(Rows from a dataset)
──────
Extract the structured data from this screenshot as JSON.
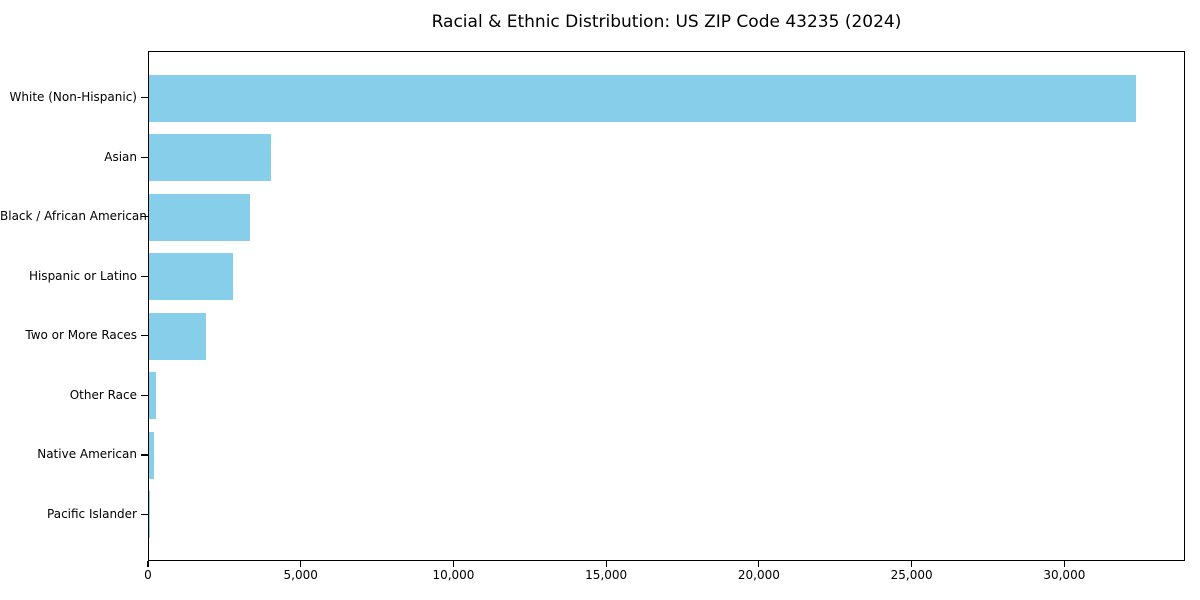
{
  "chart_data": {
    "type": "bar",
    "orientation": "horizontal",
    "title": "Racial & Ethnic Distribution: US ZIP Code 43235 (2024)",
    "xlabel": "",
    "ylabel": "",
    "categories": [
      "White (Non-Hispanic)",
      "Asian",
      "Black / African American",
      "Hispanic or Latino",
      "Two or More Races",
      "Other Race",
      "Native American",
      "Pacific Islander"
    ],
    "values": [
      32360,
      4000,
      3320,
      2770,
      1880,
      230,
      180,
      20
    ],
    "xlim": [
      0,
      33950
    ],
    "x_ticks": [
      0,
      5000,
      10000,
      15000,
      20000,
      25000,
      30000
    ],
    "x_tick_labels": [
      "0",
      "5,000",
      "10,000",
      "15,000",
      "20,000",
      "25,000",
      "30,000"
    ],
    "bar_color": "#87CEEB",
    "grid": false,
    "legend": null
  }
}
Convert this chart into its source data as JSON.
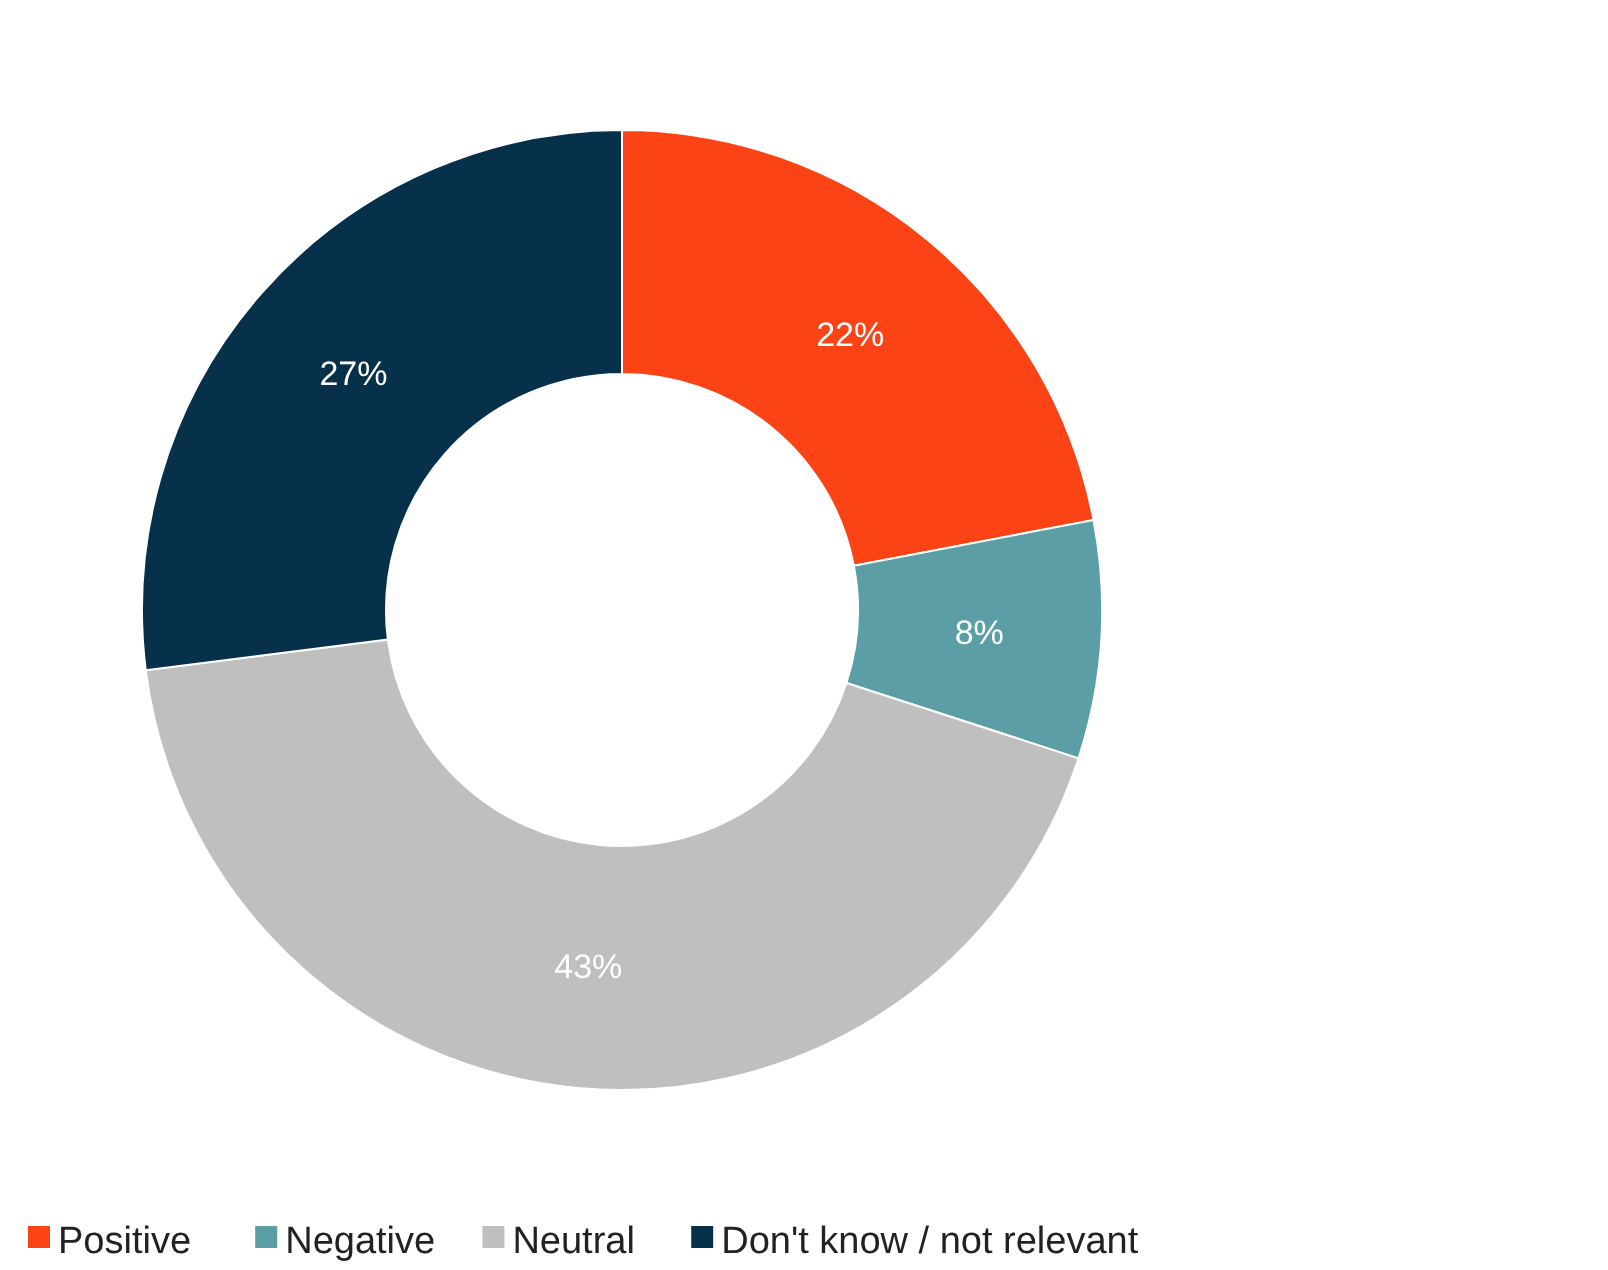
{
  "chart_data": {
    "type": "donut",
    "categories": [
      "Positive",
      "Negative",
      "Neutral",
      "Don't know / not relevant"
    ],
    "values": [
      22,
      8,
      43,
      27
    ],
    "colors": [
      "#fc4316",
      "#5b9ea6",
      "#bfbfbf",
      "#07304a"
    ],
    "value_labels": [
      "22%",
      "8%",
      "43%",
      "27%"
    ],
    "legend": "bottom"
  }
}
──────
## Objective
Except for the pictures, copy every line of the records above exactly.

## Response
Extract the structured data from this screenshot as JSON.
{
  "chart_data": {
    "type": "bar",
    "orientation": "horizontal",
    "title": "Racial & Ethnic Distribution: US ZIP Code 43235 (2024)",
    "xlabel": "",
    "ylabel": "",
    "categories": [
      "White (Non-Hispanic)",
      "Asian",
      "Black / African American",
      "Hispanic or Latino",
      "Two or More Races",
      "Other Race",
      "Native American",
      "Pacific Islander"
    ],
    "values": [
      32360,
      4000,
      3320,
      2770,
      1880,
      230,
      180,
      20
    ],
    "xlim": [
      0,
      33950
    ],
    "x_ticks": [
      0,
      5000,
      10000,
      15000,
      20000,
      25000,
      30000
    ],
    "x_tick_labels": [
      "0",
      "5,000",
      "10,000",
      "15,000",
      "20,000",
      "25,000",
      "30,000"
    ],
    "bar_color": "#87CEEB",
    "grid": false,
    "legend": null
  }
}
Convert this chart into its source data as JSON.
{
  "chart_data": {
    "type": "donut",
    "categories": [
      "Positive",
      "Negative",
      "Neutral",
      "Don't know / not relevant"
    ],
    "values": [
      22,
      8,
      43,
      27
    ],
    "colors": [
      "#fc4316",
      "#5b9ea6",
      "#bfbfbf",
      "#07304a"
    ],
    "value_labels": [
      "22%",
      "8%",
      "43%",
      "27%"
    ],
    "legend": "bottom"
  }
}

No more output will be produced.